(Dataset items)
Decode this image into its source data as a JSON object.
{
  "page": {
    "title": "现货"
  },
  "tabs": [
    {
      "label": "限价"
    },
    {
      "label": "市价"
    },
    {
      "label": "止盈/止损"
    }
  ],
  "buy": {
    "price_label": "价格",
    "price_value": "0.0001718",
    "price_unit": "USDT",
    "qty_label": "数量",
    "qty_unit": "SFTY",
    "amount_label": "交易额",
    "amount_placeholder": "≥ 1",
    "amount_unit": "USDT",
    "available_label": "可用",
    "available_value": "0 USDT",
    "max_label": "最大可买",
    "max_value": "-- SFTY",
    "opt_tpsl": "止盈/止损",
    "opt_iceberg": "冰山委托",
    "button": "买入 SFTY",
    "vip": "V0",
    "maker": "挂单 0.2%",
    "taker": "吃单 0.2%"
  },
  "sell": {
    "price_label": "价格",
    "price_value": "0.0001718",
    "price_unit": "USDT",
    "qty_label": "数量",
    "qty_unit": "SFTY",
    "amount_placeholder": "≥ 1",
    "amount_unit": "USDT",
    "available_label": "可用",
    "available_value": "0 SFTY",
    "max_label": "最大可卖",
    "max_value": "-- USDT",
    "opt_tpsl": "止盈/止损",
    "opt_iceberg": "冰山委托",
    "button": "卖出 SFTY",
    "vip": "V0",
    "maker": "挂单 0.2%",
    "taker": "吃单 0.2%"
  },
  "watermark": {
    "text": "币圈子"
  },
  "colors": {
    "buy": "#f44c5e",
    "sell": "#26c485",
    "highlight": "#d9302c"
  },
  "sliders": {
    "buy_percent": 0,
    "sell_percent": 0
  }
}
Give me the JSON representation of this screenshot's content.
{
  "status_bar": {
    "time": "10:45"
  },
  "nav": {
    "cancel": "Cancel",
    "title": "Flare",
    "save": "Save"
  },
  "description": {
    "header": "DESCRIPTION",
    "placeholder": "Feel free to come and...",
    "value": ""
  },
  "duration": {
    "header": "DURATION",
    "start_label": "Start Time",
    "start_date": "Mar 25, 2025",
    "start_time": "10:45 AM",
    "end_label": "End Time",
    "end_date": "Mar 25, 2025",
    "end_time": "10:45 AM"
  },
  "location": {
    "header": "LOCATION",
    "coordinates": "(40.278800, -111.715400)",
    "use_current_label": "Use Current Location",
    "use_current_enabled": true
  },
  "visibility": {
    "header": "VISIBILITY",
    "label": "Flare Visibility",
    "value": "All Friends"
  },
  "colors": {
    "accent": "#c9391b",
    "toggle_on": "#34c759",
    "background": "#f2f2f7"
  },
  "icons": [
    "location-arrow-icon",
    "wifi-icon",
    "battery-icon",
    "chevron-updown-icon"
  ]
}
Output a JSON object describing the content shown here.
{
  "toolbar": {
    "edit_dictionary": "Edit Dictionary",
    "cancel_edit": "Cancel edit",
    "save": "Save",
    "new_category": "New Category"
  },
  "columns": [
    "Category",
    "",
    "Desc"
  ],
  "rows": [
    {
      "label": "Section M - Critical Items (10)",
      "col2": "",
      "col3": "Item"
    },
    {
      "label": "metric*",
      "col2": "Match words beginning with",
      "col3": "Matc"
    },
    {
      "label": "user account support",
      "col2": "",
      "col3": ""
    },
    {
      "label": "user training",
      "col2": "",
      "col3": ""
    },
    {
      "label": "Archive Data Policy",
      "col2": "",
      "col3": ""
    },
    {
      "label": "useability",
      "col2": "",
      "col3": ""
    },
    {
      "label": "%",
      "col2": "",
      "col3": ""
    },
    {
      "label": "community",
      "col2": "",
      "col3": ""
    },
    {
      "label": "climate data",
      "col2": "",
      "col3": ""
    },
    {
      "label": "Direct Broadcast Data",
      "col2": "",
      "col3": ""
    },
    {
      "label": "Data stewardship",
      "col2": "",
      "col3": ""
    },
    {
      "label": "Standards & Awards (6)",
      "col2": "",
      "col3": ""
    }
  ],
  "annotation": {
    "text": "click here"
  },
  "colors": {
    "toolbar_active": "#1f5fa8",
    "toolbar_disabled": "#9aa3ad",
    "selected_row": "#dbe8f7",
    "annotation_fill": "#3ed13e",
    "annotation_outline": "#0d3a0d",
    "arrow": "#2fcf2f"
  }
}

» AIM:
Here, the records must be output exactly and in full.

» EXERCISE ANSWER:
Decode this image into its source data as a JSON object.
{
  "page": {
    "title": "现货"
  },
  "tabs": [
    {
      "label": "限价"
    },
    {
      "label": "市价"
    },
    {
      "label": "止盈/止损"
    }
  ],
  "buy": {
    "price_label": "价格",
    "price_value": "0.0001718",
    "price_unit": "USDT",
    "qty_label": "数量",
    "qty_unit": "SFTY",
    "amount_label": "交易额",
    "amount_placeholder": "≥ 1",
    "amount_unit": "USDT",
    "available_label": "可用",
    "available_value": "0 USDT",
    "max_label": "最大可买",
    "max_value": "-- SFTY",
    "opt_tpsl": "止盈/止损",
    "opt_iceberg": "冰山委托",
    "button": "买入 SFTY",
    "vip": "V0",
    "maker": "挂单 0.2%",
    "taker": "吃单 0.2%"
  },
  "sell": {
    "price_label": "价格",
    "price_value": "0.0001718",
    "price_unit": "USDT",
    "qty_label": "数量",
    "qty_unit": "SFTY",
    "amount_placeholder": "≥ 1",
    "amount_unit": "USDT",
    "available_label": "可用",
    "available_value": "0 SFTY",
    "max_label": "最大可卖",
    "max_value": "-- USDT",
    "opt_tpsl": "止盈/止损",
    "opt_iceberg": "冰山委托",
    "button": "卖出 SFTY",
    "vip": "V0",
    "maker": "挂单 0.2%",
    "taker": "吃单 0.2%"
  },
  "watermark": {
    "text": "币圈子"
  },
  "colors": {
    "buy": "#f44c5e",
    "sell": "#26c485",
    "highlight": "#d9302c"
  },
  "sliders": {
    "buy_percent": 0,
    "sell_percent": 0
  }
}
Give me the JSON representation of this screenshot's content.
{
  "status_bar": {
    "time": "10:45"
  },
  "nav": {
    "cancel": "Cancel",
    "title": "Flare",
    "save": "Save"
  },
  "description": {
    "header": "DESCRIPTION",
    "placeholder": "Feel free to come and...",
    "value": ""
  },
  "duration": {
    "header": "DURATION",
    "start_label": "Start Time",
    "start_date": "Mar 25, 2025",
    "start_time": "10:45 AM",
    "end_label": "End Time",
    "end_date": "Mar 25, 2025",
    "end_time": "10:45 AM"
  },
  "location": {
    "header": "LOCATION",
    "coordinates": "(40.278800, -111.715400)",
    "use_current_label": "Use Current Location",
    "use_current_enabled": true
  },
  "visibility": {
    "header": "VISIBILITY",
    "label": "Flare Visibility",
    "value": "All Friends"
  },
  "colors": {
    "accent": "#c9391b",
    "toggle_on": "#34c759",
    "background": "#f2f2f7"
  },
  "icons": [
    "location-arrow-icon",
    "wifi-icon",
    "battery-icon",
    "chevron-updown-icon"
  ]
}
Output a JSON object describing the content shown here.
{
  "toolbar": {
    "edit_dictionary": "Edit Dictionary",
    "cancel_edit": "Cancel edit",
    "save": "Save",
    "new_category": "New Category"
  },
  "columns": [
    "Category",
    "",
    "Desc"
  ],
  "rows": [
    {
      "label": "Section M - Critical Items (10)",
      "col2": "",
      "col3": "Item"
    },
    {
      "label": "metric*",
      "col2": "Match words beginning with",
      "col3": "Matc"
    },
    {
      "label": "user account support",
      "col2": "",
      "col3": ""
    },
    {
      "label": "user training",
      "col2": "",
      "col3": ""
    },
    {
      "label": "Archive Data Policy",
      "col2": "",
      "col3": ""
    },
    {
      "label": "useability",
      "col2": "",
      "col3": ""
    },
    {
      "label": "%",
      "col2": "",
      "col3": ""
    },
    {
      "label": "community",
      "col2": "",
      "col3": ""
    },
    {
      "label": "climate data",
      "col2": "",
      "col3": ""
    },
    {
      "label": "Direct Broadcast Data",
      "col2": "",
      "col3": ""
    },
    {
      "label": "Data stewardship",
      "col2": "",
      "col3": ""
    },
    {
      "label": "Standards & Awards (6)",
      "col2": "",
      "col3": ""
    }
  ],
  "annotation": {
    "text": "click here"
  },
  "colors": {
    "toolbar_active": "#1f5fa8",
    "toolbar_disabled": "#9aa3ad",
    "selected_row": "#dbe8f7",
    "annotation_fill": "#3ed13e",
    "annotation_outline": "#0d3a0d",
    "arrow": "#2fcf2f"
  }
}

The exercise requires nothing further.